#### TO DO
Locate each line holding the string "Aktuelles" and copy it.

========

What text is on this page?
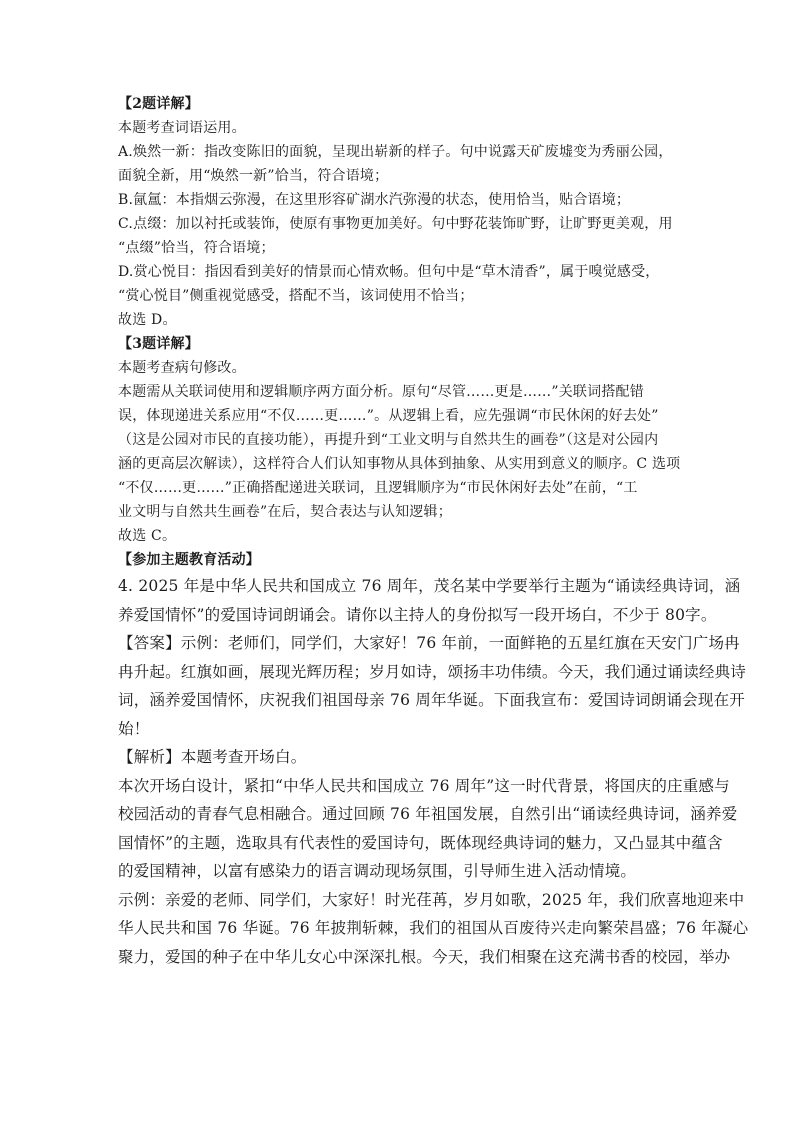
【2题详解】
本题考查词语运用。
A.焕然一新：指改变陈旧的面貌，呈现出崭新的样子。句中说露天矿废墟变为秀丽公园，
面貌全新，用“焕然一新”恰当，符合语境；
B.氤氲：本指烟云弥漫，在这里形容矿湖水汽弥漫的状态，使用恰当，贴合语境；
C.点缀：加以衬托或装饰，使原有事物更加美好。句中野花装饰旷野，让旷野更美观，用
“点缀”恰当，符合语境；
D.赏心悦目：指因看到美好的情景而心情欢畅。但句中是“草木清香”，属于嗅觉感受，
“赏心悦目”侧重视觉感受，搭配不当，该词使用不恰当；
故选 D。
【3题详解】
本题考查病句修改。
本题需从关联词使用和逻辑顺序两方面分析。原句“尽管……更是……”关联词搭配错
误，体现递进关系应用“不仅……更……”。从逻辑上看，应先强调“市民休闲的好去处”
（这是公园对市民的直接功能），再提升到“工业文明与自然共生的画卷”（这是对公园内
涵的更高层次解读），这样符合人们认知事物从具体到抽象、从实用到意义的顺序。C 选项
“不仅……更……”正确搭配递进关联词，且逻辑顺序为“市民休闲好去处”在前，“工
业文明与自然共生画卷”在后，契合表达与认知逻辑；
故选 C。
【参加主题教育活动】
4. 2025 年是中华人民共和国成立 76 周年，茂名某中学要举行主题为“诵读经典诗词，涵
养爱国情怀”的爱国诗词朗诵会。请你以主持人的身份拟写一段开场白，不少于 80字。
【答案】示例：老师们，同学们，大家好！76 年前，一面鲜艳的五星红旗在天安门广场冉
冉升起。红旗如画，展现光辉历程；岁月如诗，颂扬丰功伟绩。今天，我们通过诵读经典诗
词，涵养爱国情怀，庆祝我们祖国母亲 76 周年华诞。下面我宣布：爱国诗词朗诵会现在开
始！
【解析】本题考查开场白。
本次开场白设计，紧扣“中华人民共和国成立 76 周年”这一时代背景，将国庆的庄重感与
校园活动的青春气息相融合。通过回顾 76 年祖国发展，自然引出“诵读经典诗词，涵养爱
国情怀”的主题，选取具有代表性的爱国诗句，既体现经典诗词的魅力，又凸显其中蕴含
的爱国精神，以富有感染力的语言调动现场氛围，引导师生进入活动情境。
示例：亲爱的老师、同学们，大家好！时光荏苒，岁月如歌，2025 年，我们欣喜地迎来中
华人民共和国 76 华诞。76 年披荆斩棘，我们的祖国从百废待兴走向繁荣昌盛；76 年凝心
聚力，爱国的种子在中华儿女心中深深扎根。今天，我们相聚在这充满书香的校园，举办
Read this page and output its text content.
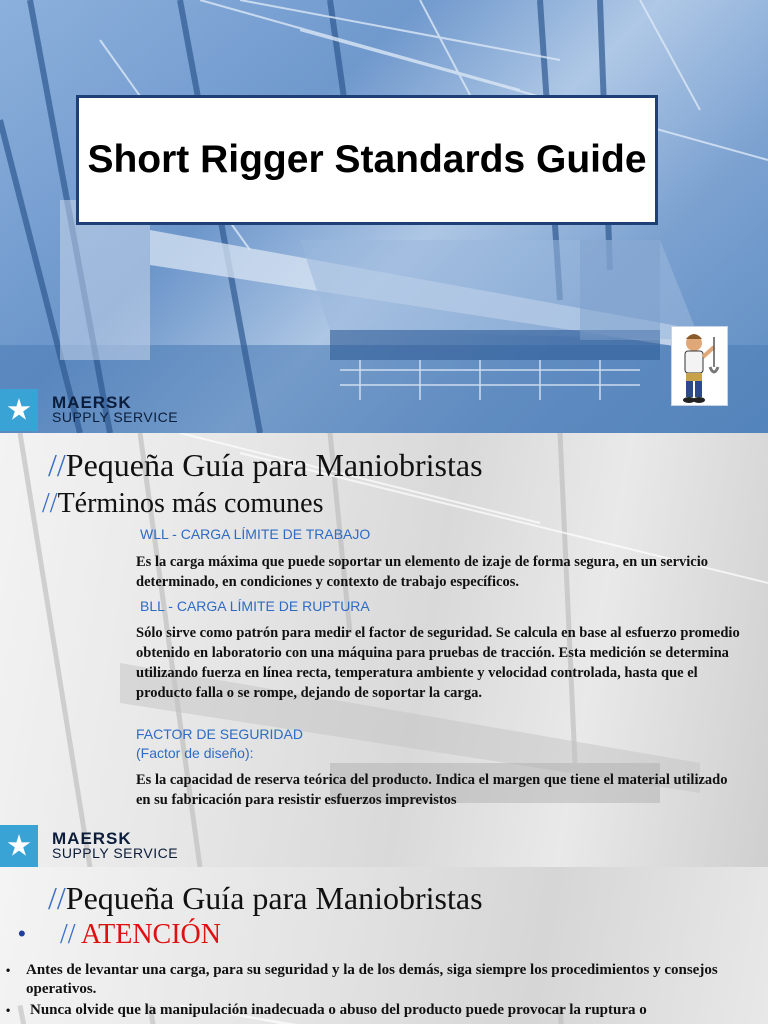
Short Rigger Standards Guide
MAERSK
SUPPLY SERVICE
//Pequeña Guía para Maniobristas
//Términos más comunes
WLL - CARGA LÍMITE DE TRABAJO
Es la carga máxima que puede soportar un elemento de izaje de forma segura, en un servicio determinado, en condiciones y contexto de trabajo específicos.
BLL - CARGA LÍMITE DE RUPTURA
Sólo sirve como patrón para medir el factor de seguridad. Se calcula en base al esfuerzo promedio obtenido en laboratorio con una máquina para pruebas de tracción. Esta medición se determina utilizando fuerza en línea recta, temperatura ambiente y velocidad controlada, hasta que el producto falla o se rompe, dejando de soportar la carga.
FACTOR DE SEGURIDAD
(Factor de diseño):
Es la capacidad de reserva teórica del producto. Indica el margen que tiene el material utilizado en su fabricación para resistir esfuerzos imprevistos
MAERSK
SUPPLY SERVICE
//Pequeña Guía para Maniobristas
• // ATENCIÓN
• Antes de levantar una carga, para su seguridad y la de los demás, siga siempre los procedimientos y consejos operativos.
• Nunca olvide que la manipulación inadecuada o abuso del producto puede provocar la ruptura o
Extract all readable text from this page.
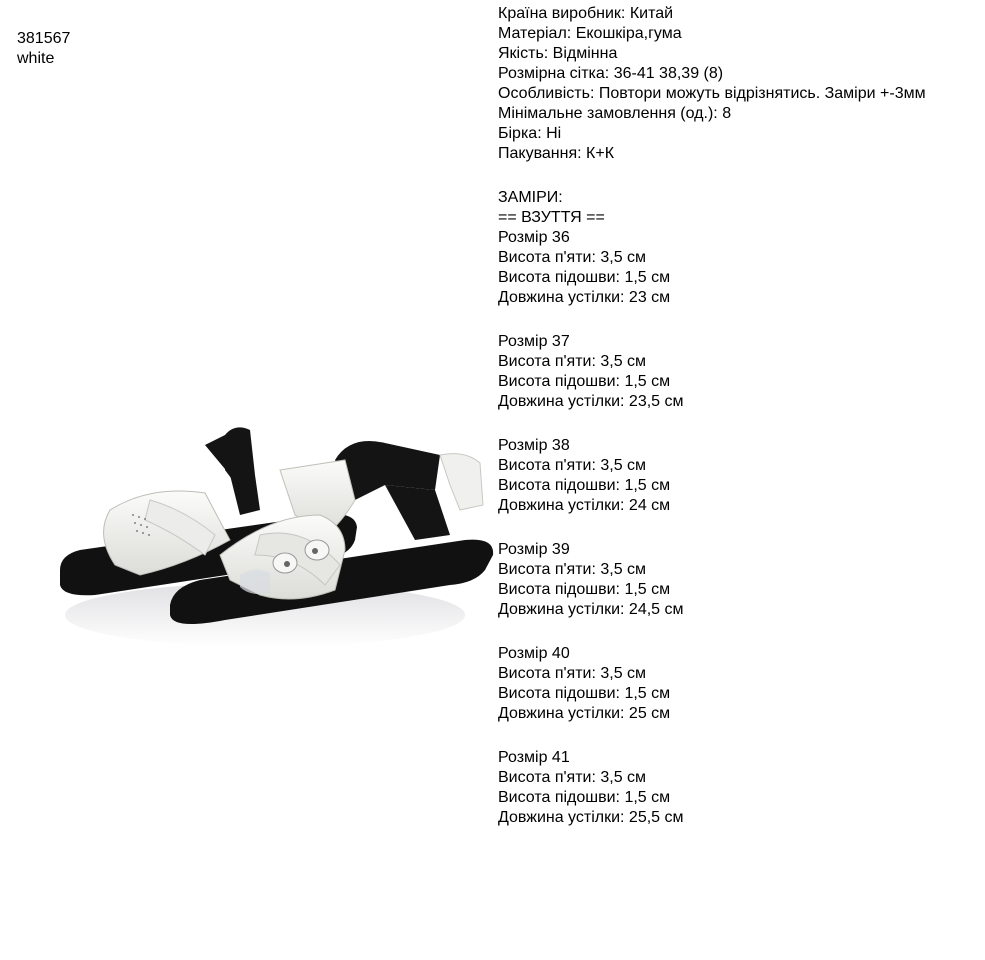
381567
white
Країна виробник: Китай
Матеріал: Екошкіра,гума
Якість: Відмінна
Розмірна сітка: 36-41 38,39 (8)
Особливість: Повтори можуть відрізнятись. Заміри +-3мм
Мінімальне замовлення (од.): 8
Бірка: Ні
Пакування: К+К
ЗАМІРИ:
== ВЗУТТЯ ==
Розмір 36
Висота п'яти: 3,5 см
Висота підошви: 1,5 см
Довжина устілки: 23 см
Розмір 37
Висота п'яти: 3,5 см
Висота підошви: 1,5 см
Довжина устілки: 23,5 см
Розмір 38
Висота п'яти: 3,5 см
Висота підошви: 1,5 см
Довжина устілки: 24 см
Розмір 39
Висота п'яти: 3,5 см
Висота підошви: 1,5 см
Довжина устілки: 24,5 см
Розмір 40
Висота п'яти: 3,5 см
Висота підошви: 1,5 см
Довжина устілки: 25 см
Розмір 41
Висота п'яти: 3,5 см
Висота підошви: 1,5 см
Довжина устілки: 25,5 см
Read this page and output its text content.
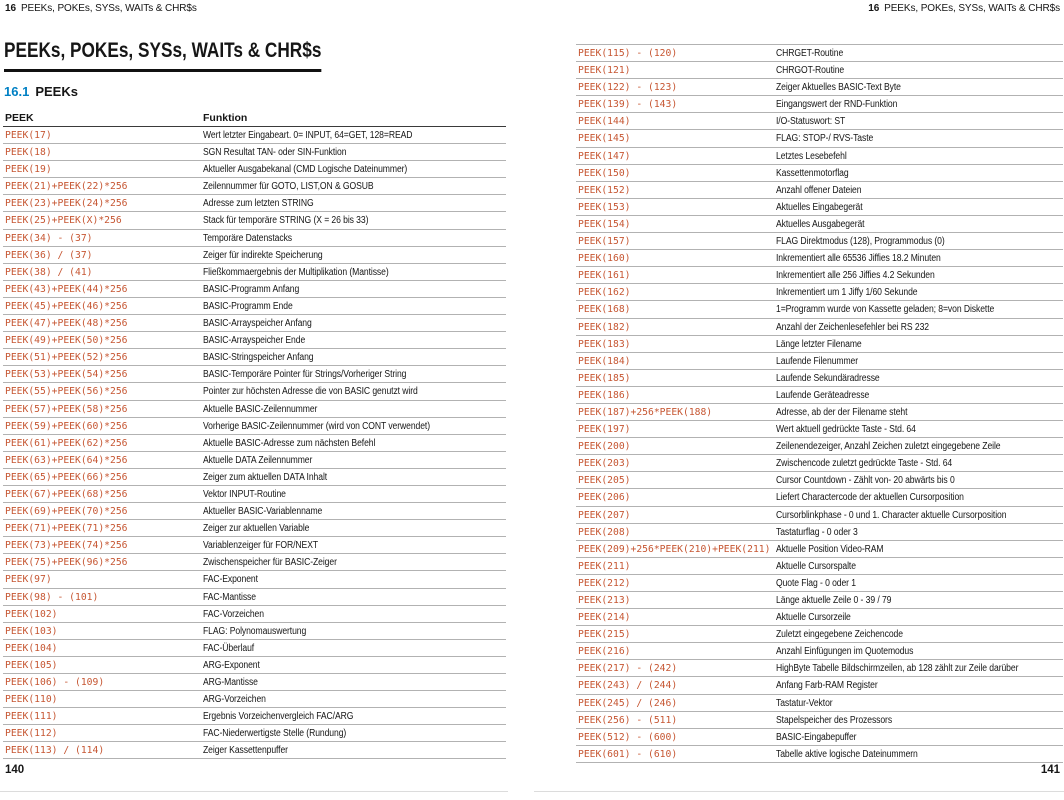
16 PEEKs, POKEs, SYSs, WAITs & CHR$s
PEEKs, POKEs, SYSs, WAITs & CHR$s
16.1 PEEKs
PEEK	Funktion
PEEK(17)	Wert letzter Eingabeart. 0= INPUT, 64=GET, 128=READ
PEEK(18)	SGN Resultat TAN- oder SIN-Funktion
PEEK(19)	Aktueller Ausgabekanal (CMD Logische Dateinummer)
PEEK(21)+PEEK(22)*256	Zeilennummer für GOTO, LIST,ON & GOSUB
PEEK(23)+PEEK(24)*256	Adresse zum letzten STRING
PEEK(25)+PEEK(X)*256	Stack für temporäre STRING (X = 26 bis 33)
PEEK(34) - (37)	Temporäre Datenstacks
PEEK(36) / (37)	Zeiger für indirekte Speicherung
PEEK(38) / (41)	Fließkommaergebnis der Multiplikation (Mantisse)
PEEK(43)+PEEK(44)*256	BASIC-Programm Anfang
PEEK(45)+PEEK(46)*256	BASIC-Programm Ende
PEEK(47)+PEEK(48)*256	BASIC-Arrayspeicher Anfang
PEEK(49)+PEEK(50)*256	BASIC-Arrayspeicher Ende
PEEK(51)+PEEK(52)*256	BASIC-Stringspeicher Anfang
PEEK(53)+PEEK(54)*256	BASIC-Temporäre Pointer für Strings/Vorheriger String
PEEK(55)+PEEK(56)*256	Pointer zur höchsten Adresse die von BASIC genutzt wird
PEEK(57)+PEEK(58)*256	Aktuelle BASIC-Zeilennummer
PEEK(59)+PEEK(60)*256	Vorherige BASIC-Zeilennummer (wird von CONT verwendet)
PEEK(61)+PEEK(62)*256	Aktuelle BASIC-Adresse zum nächsten Befehl
PEEK(63)+PEEK(64)*256	Aktuelle DATA Zeilennummer
PEEK(65)+PEEK(66)*256	Zeiger zum aktuellen DATA Inhalt
PEEK(67)+PEEK(68)*256	Vektor INPUT-Routine
PEEK(69)+PEEK(70)*256	Aktueller BASIC-Variablenname
PEEK(71)+PEEK(71)*256	Zeiger zur aktuellen Variable
PEEK(73)+PEEK(74)*256	Variablenzeiger für FOR/NEXT
PEEK(75)+PEEK(96)*256	Zwischenspeicher für BASIC-Zeiger
PEEK(97)	FAC-Exponent
PEEK(98) - (101)	FAC-Mantisse
PEEK(102)	FAC-Vorzeichen
PEEK(103)	FLAG: Polynomauswertung
PEEK(104)	FAC-Überlauf
PEEK(105)	ARG-Exponent
PEEK(106) - (109)	ARG-Mantisse
PEEK(110)	ARG-Vorzeichen
PEEK(111)	Ergebnis Vorzeichenvergleich FAC/ARG
PEEK(112)	FAC-Niederwertigste Stelle (Rundung)
PEEK(113) / (114)	Zeiger Kassettenpuffer
140
16 PEEKs, POKEs, SYSs, WAITs & CHR$s
PEEK(115) - (120)	CHRGET-Routine
PEEK(121)	CHRGOT-Routine
PEEK(122) - (123)	Zeiger Aktuelles BASIC-Text Byte
PEEK(139) - (143)	Eingangswert der RND-Funktion
PEEK(144)	I/O-Statuswort: ST
PEEK(145)	FLAG: STOP-/ RVS-Taste
PEEK(147)	Letztes Lesebefehl
PEEK(150)	Kassettenmotorflag
PEEK(152)	Anzahl offener Dateien
PEEK(153)	Aktuelles Eingabegerät
PEEK(154)	Aktuelles Ausgabegerät
PEEK(157)	FLAG Direktmodus (128), Programmodus (0)
PEEK(160)	Inkrementiert alle 65536 Jiffies 18.2 Minuten
PEEK(161)	Inkrementiert alle 256 Jiffies 4.2 Sekunden
PEEK(162)	Inkrementiert um 1 Jiffy 1/60 Sekunde
PEEK(168)	1=Programm wurde von Kassette geladen; 8=von Diskette
PEEK(182)	Anzahl der Zeichenlesefehler bei RS 232
PEEK(183)	Länge letzter Filename
PEEK(184)	Laufende Filenummer
PEEK(185)	Laufende Sekundäradresse
PEEK(186)	Laufende Geräteadresse
PEEK(187)+256*PEEK(188)	Adresse, ab der der Filename steht
PEEK(197)	Wert aktuell gedrückte Taste - Std. 64
PEEK(200)	Zeilenendezeiger, Anzahl Zeichen zuletzt eingegebene Zeile
PEEK(203)	Zwischencode zuletzt gedrückte Taste - Std. 64
PEEK(205)	Cursor Countdown - Zählt von- 20 abwärts bis 0
PEEK(206)	Liefert Charactercode der aktuellen Cursorposition
PEEK(207)	Cursorblinkphase - 0 und 1. Character aktuelle Cursorposition
PEEK(208)	Tastaturflag - 0 oder 3
PEEK(209)+256*PEEK(210)+PEEK(211) Aktuelle Position Video-RAM
PEEK(211)	Aktuelle Cursorspalte
PEEK(212)	Quote Flag - 0 oder 1
PEEK(213)	Länge aktuelle Zeile 0 - 39 / 79
PEEK(214)	Aktuelle Cursorzeile
PEEK(215)	Zuletzt eingegebene Zeichencode
PEEK(216)	Anzahl Einfügungen im Quotemodus
PEEK(217) - (242)	HighByte Tabelle Bildschirmzeilen, ab 128 zählt zur Zeile darüber
PEEK(243) / (244)	Anfang Farb-RAM Register
PEEK(245) / (246)	Tastatur-Vektor
PEEK(256) - (511)	Stapelspeicher des Prozessors
PEEK(512) - (600)	BASIC-Eingabepuffer
PEEK(601) - (610)	Tabelle aktive logische Dateinummern
141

========

#### EXERCISE RESPONSE
PEEK(122) - (123)	Zeiger Aktuelles BASIC-Text Byte
PEEK(153)	Aktuelles Eingabegerät
PEEK(154)	Aktuelles Ausgabegerät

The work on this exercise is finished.